Instructions to follow: All of the records below should be output exactly.
--- Start Material for this exercise ---
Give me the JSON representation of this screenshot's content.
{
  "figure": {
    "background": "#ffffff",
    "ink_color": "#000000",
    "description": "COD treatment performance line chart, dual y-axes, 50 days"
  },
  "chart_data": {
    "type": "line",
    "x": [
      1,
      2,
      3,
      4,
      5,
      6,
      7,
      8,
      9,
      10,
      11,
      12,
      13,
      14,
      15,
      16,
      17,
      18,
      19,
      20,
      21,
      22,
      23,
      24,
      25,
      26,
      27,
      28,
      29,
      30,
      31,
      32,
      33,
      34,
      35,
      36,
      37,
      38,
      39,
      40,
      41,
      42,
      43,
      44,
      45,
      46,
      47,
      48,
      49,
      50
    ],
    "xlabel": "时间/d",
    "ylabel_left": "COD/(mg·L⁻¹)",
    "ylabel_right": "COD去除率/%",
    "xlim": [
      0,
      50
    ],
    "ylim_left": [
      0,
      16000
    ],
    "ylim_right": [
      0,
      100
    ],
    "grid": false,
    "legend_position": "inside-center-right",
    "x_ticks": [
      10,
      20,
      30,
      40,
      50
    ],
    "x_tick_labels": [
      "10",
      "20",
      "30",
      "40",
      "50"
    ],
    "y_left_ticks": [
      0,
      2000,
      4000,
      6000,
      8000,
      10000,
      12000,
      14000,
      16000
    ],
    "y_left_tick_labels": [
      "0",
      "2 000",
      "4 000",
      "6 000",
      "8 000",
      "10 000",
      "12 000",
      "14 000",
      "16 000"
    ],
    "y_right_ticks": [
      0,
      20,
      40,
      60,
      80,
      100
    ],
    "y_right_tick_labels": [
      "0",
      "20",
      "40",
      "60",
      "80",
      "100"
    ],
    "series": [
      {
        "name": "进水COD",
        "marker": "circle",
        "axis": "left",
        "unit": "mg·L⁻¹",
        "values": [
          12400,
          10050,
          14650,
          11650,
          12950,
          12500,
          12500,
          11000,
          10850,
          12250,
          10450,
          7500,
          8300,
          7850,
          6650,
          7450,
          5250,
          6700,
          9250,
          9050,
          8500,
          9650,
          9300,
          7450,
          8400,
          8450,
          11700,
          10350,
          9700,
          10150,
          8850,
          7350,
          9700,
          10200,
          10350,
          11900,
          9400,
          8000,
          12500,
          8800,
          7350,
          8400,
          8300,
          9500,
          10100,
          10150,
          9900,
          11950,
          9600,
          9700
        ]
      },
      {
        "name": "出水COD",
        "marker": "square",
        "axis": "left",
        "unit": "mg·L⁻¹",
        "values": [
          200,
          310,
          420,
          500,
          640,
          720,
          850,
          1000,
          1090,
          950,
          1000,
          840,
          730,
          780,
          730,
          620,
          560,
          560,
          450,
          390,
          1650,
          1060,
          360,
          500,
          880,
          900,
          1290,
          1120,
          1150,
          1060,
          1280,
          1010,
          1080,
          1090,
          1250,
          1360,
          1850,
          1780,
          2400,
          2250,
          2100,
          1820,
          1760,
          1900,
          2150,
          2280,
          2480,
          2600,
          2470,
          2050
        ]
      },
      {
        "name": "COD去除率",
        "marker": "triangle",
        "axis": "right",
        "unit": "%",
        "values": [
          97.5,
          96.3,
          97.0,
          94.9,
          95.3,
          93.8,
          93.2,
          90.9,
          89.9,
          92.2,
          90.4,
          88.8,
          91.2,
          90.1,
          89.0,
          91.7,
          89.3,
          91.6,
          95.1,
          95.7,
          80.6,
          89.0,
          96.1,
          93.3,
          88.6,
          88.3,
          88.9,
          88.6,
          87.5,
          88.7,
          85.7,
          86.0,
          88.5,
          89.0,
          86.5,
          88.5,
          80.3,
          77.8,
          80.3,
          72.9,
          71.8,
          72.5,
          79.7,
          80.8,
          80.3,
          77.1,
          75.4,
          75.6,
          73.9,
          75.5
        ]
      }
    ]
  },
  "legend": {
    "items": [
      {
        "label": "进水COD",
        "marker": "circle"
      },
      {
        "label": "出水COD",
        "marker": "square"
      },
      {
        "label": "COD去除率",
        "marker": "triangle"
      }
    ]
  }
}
--- End Material for this exercise ---
Right answer:
Give me the JSON representation of this screenshot's content.
{
  "figure": {
    "background": "#ffffff",
    "ink_color": "#000000",
    "description": "COD treatment performance line chart, dual y-axes, 50 days"
  },
  "chart_data": {
    "type": "line",
    "x": [
      1,
      2,
      3,
      4,
      5,
      6,
      7,
      8,
      9,
      10,
      11,
      12,
      13,
      14,
      15,
      16,
      17,
      18,
      19,
      20,
      21,
      22,
      23,
      24,
      25,
      26,
      27,
      28,
      29,
      30,
      31,
      32,
      33,
      34,
      35,
      36,
      37,
      38,
      39,
      40,
      41,
      42,
      43,
      44,
      45,
      46,
      47,
      48,
      49,
      50
    ],
    "xlabel": "时间/d",
    "ylabel_left": "COD/(mg·L⁻¹)",
    "ylabel_right": "COD去除率/%",
    "xlim": [
      0,
      50
    ],
    "ylim_left": [
      0,
      16000
    ],
    "ylim_right": [
      0,
      100
    ],
    "grid": false,
    "legend_position": "inside-center-right",
    "x_ticks": [
      10,
      20,
      30,
      40,
      50
    ],
    "x_tick_labels": [
      "10",
      "20",
      "30",
      "40",
      "50"
    ],
    "y_left_ticks": [
      0,
      2000,
      4000,
      6000,
      8000,
      10000,
      12000,
      14000,
      16000
    ],
    "y_left_tick_labels": [
      "0",
      "2 000",
      "4 000",
      "6 000",
      "8 000",
      "10 000",
      "12 000",
      "14 000",
      "16 000"
    ],
    "y_right_ticks": [
      0,
      20,
      40,
      60,
      80,
      100
    ],
    "y_right_tick_labels": [
      "0",
      "20",
      "40",
      "60",
      "80",
      "100"
    ],
    "series": [
      {
        "name": "进水COD",
        "marker": "circle",
        "axis": "left",
        "unit": "mg·L⁻¹",
        "values": [
          12400,
          10050,
          14650,
          11650,
          12950,
          12500,
          12500,
          11000,
          10850,
          12250,
          10450,
          7500,
          8300,
          7850,
          6650,
          7450,
          5250,
          6700,
          9250,
          9050,
          8500,
          9650,
          9300,
          7450,
          8400,
          8450,
          11700,
          10350,
          9700,
          10150,
          8850,
          7350,
          9700,
          10200,
          10350,
          11900,
          9400,
          8000,
          12500,
          8800,
          7350,
          8400,
          8300,
          9500,
          10100,
          10150,
          9900,
          11950,
          9600,
          9700
        ]
      },
      {
        "name": "出水COD",
        "marker": "square",
        "axis": "left",
        "unit": "mg·L⁻¹",
        "values": [
          200,
          310,
          420,
          500,
          640,
          720,
          850,
          1000,
          1090,
          950,
          1000,
          840,
          730,
          780,
          730,
          620,
          560,
          560,
          450,
          390,
          1650,
          1060,
          360,
          500,
          880,
          900,
          1290,
          1120,
          1150,
          1060,
          1280,
          1010,
          1080,
          1090,
          1250,
          1360,
          1850,
          1780,
          2400,
          2250,
          2100,
          1820,
          1760,
          1900,
          2150,
          2280,
          2480,
          2600,
          2470,
          2050
        ]
      },
      {
        "name": "COD去除率",
        "marker": "triangle",
        "axis": "right",
        "unit": "%",
        "values": [
          97.5,
          96.3,
          97.0,
          94.9,
          95.3,
          93.8,
          93.2,
          90.9,
          89.9,
          92.2,
          90.4,
          88.8,
          91.2,
          90.1,
          89.0,
          91.7,
          89.3,
          91.6,
          95.1,
          95.7,
          80.6,
          89.0,
          96.1,
          93.3,
          88.6,
          88.3,
          88.9,
          88.6,
          87.5,
          88.7,
          85.7,
          86.0,
          88.5,
          89.0,
          86.5,
          88.5,
          80.3,
          77.8,
          80.3,
          72.9,
          71.8,
          72.5,
          79.7,
          80.8,
          80.3,
          77.1,
          75.4,
          75.6,
          73.9,
          75.5
        ]
      }
    ]
  },
  "legend": {
    "items": [
      {
        "label": "进水COD",
        "marker": "circle"
      },
      {
        "label": "出水COD",
        "marker": "square"
      },
      {
        "label": "COD去除率",
        "marker": "triangle"
      }
    ]
  }
}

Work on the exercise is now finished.